**The request**
Reproduce all of the material word for word.

====== Given records ======

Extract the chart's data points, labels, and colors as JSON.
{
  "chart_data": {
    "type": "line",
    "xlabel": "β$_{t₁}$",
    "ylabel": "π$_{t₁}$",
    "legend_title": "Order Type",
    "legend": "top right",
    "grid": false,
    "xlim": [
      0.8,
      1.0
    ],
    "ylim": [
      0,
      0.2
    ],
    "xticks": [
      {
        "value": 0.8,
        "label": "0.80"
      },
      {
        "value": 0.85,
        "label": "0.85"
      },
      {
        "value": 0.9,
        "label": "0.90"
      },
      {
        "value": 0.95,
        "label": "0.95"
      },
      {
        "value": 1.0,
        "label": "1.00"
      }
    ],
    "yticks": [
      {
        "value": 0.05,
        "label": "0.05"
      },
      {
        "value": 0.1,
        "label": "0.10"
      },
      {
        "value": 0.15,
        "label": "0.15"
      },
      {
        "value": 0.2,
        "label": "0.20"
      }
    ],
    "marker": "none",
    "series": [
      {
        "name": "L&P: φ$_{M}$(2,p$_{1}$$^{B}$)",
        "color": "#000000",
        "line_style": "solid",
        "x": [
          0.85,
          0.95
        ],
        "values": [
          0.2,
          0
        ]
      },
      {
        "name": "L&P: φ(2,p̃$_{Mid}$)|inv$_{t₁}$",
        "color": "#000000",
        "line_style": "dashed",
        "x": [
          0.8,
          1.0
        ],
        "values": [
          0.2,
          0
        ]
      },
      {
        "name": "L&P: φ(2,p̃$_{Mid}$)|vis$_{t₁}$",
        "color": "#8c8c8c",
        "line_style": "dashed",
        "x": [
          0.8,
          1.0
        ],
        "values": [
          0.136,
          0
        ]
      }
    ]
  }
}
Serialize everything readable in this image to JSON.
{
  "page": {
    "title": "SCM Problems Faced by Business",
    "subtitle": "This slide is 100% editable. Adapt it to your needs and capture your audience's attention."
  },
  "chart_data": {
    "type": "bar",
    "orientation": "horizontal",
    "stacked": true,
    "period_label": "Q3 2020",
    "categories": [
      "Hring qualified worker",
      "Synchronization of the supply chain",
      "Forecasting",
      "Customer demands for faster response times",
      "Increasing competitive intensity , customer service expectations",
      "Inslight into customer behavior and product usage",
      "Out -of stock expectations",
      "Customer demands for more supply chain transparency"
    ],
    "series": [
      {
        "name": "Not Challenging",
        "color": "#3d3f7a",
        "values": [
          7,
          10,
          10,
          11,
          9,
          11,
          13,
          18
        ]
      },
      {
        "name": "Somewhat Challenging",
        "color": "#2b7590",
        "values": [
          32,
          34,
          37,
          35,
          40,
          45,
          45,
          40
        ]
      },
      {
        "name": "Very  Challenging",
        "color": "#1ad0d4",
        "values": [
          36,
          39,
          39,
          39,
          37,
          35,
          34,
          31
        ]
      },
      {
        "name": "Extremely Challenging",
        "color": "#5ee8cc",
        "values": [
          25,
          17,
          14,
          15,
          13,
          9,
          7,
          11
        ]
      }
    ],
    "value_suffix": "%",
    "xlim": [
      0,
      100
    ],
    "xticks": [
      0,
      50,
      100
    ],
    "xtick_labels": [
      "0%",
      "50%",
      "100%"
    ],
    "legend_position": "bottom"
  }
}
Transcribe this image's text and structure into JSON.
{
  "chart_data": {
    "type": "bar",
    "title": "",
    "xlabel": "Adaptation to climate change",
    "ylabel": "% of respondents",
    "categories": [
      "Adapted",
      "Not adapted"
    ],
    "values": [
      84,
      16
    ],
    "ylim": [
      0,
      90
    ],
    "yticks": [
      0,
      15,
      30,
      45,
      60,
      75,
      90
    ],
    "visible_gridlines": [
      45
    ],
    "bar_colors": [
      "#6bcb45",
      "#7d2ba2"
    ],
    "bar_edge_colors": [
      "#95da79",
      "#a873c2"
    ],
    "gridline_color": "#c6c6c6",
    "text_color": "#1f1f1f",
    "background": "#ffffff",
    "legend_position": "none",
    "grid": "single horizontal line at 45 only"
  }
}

======

**Full answer**
Extract the chart's data points, labels, and colors as JSON.
{
  "chart_data": {
    "type": "line",
    "xlabel": "β$_{t₁}$",
    "ylabel": "π$_{t₁}$",
    "legend_title": "Order Type",
    "legend": "top right",
    "grid": false,
    "xlim": [
      0.8,
      1.0
    ],
    "ylim": [
      0,
      0.2
    ],
    "xticks": [
      {
        "value": 0.8,
        "label": "0.80"
      },
      {
        "value": 0.85,
        "label": "0.85"
      },
      {
        "value": 0.9,
        "label": "0.90"
      },
      {
        "value": 0.95,
        "label": "0.95"
      },
      {
        "value": 1.0,
        "label": "1.00"
      }
    ],
    "yticks": [
      {
        "value": 0.05,
        "label": "0.05"
      },
      {
        "value": 0.1,
        "label": "0.10"
      },
      {
        "value": 0.15,
        "label": "0.15"
      },
      {
        "value": 0.2,
        "label": "0.20"
      }
    ],
    "marker": "none",
    "series": [
      {
        "name": "L&P: φ$_{M}$(2,p$_{1}$$^{B}$)",
        "color": "#000000",
        "line_style": "solid",
        "x": [
          0.85,
          0.95
        ],
        "values": [
          0.2,
          0
        ]
      },
      {
        "name": "L&P: φ(2,p̃$_{Mid}$)|inv$_{t₁}$",
        "color": "#000000",
        "line_style": "dashed",
        "x": [
          0.8,
          1.0
        ],
        "values": [
          0.2,
          0
        ]
      },
      {
        "name": "L&P: φ(2,p̃$_{Mid}$)|vis$_{t₁}$",
        "color": "#8c8c8c",
        "line_style": "dashed",
        "x": [
          0.8,
          1.0
        ],
        "values": [
          0.136,
          0
        ]
      }
    ]
  }
}
Serialize everything readable in this image to JSON.
{
  "page": {
    "title": "SCM Problems Faced by Business",
    "subtitle": "This slide is 100% editable. Adapt it to your needs and capture your audience's attention."
  },
  "chart_data": {
    "type": "bar",
    "orientation": "horizontal",
    "stacked": true,
    "period_label": "Q3 2020",
    "categories": [
      "Hring qualified worker",
      "Synchronization of the supply chain",
      "Forecasting",
      "Customer demands for faster response times",
      "Increasing competitive intensity , customer service expectations",
      "Inslight into customer behavior and product usage",
      "Out -of stock expectations",
      "Customer demands for more supply chain transparency"
    ],
    "series": [
      {
        "name": "Not Challenging",
        "color": "#3d3f7a",
        "values": [
          7,
          10,
          10,
          11,
          9,
          11,
          13,
          18
        ]
      },
      {
        "name": "Somewhat Challenging",
        "color": "#2b7590",
        "values": [
          32,
          34,
          37,
          35,
          40,
          45,
          45,
          40
        ]
      },
      {
        "name": "Very  Challenging",
        "color": "#1ad0d4",
        "values": [
          36,
          39,
          39,
          39,
          37,
          35,
          34,
          31
        ]
      },
      {
        "name": "Extremely Challenging",
        "color": "#5ee8cc",
        "values": [
          25,
          17,
          14,
          15,
          13,
          9,
          7,
          11
        ]
      }
    ],
    "value_suffix": "%",
    "xlim": [
      0,
      100
    ],
    "xticks": [
      0,
      50,
      100
    ],
    "xtick_labels": [
      "0%",
      "50%",
      "100%"
    ],
    "legend_position": "bottom"
  }
}
Transcribe this image's text and structure into JSON.
{
  "chart_data": {
    "type": "bar",
    "title": "",
    "xlabel": "Adaptation to climate change",
    "ylabel": "% of respondents",
    "categories": [
      "Adapted",
      "Not adapted"
    ],
    "values": [
      84,
      16
    ],
    "ylim": [
      0,
      90
    ],
    "yticks": [
      0,
      15,
      30,
      45,
      60,
      75,
      90
    ],
    "visible_gridlines": [
      45
    ],
    "bar_colors": [
      "#6bcb45",
      "#7d2ba2"
    ],
    "bar_edge_colors": [
      "#95da79",
      "#a873c2"
    ],
    "gridline_color": "#c6c6c6",
    "text_color": "#1f1f1f",
    "background": "#ffffff",
    "legend_position": "none",
    "grid": "single horizontal line at 45 only"
  }
}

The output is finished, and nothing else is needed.